■ **What is needed**
Count, in the entries, the lines with "Dượng". Answer with the number only.

■ **Task material**
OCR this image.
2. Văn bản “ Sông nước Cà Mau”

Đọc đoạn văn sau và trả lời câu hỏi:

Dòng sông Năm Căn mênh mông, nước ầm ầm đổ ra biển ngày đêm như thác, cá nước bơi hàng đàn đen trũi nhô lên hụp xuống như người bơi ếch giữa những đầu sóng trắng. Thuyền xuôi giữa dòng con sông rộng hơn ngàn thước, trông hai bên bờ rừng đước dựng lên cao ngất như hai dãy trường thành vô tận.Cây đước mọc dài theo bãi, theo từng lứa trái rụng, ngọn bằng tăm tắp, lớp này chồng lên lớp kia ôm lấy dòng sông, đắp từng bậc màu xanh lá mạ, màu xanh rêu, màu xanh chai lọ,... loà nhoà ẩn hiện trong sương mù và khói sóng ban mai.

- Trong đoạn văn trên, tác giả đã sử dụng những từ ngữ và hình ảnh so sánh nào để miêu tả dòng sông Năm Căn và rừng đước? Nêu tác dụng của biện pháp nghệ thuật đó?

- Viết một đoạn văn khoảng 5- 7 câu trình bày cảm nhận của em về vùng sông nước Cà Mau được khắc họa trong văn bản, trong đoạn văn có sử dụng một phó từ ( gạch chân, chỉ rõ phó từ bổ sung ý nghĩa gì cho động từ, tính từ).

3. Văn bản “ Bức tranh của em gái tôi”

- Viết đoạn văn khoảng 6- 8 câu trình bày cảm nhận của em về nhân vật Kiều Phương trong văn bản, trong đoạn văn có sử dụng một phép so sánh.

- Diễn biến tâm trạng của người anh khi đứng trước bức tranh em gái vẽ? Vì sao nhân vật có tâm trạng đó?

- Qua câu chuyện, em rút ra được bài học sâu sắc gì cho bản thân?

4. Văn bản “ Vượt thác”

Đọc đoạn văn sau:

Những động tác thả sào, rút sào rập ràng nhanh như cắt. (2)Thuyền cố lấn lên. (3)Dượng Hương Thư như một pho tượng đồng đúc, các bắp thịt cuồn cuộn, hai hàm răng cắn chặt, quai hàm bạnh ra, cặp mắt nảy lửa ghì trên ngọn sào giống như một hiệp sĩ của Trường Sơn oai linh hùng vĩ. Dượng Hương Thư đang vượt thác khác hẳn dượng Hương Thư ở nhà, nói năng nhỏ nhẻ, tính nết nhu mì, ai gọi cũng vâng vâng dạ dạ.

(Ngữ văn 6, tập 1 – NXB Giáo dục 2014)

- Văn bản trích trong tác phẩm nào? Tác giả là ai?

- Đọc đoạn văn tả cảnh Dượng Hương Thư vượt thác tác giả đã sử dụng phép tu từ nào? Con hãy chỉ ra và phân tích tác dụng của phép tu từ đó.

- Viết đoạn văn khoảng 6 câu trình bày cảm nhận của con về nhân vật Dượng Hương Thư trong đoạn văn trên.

■ **Output**
3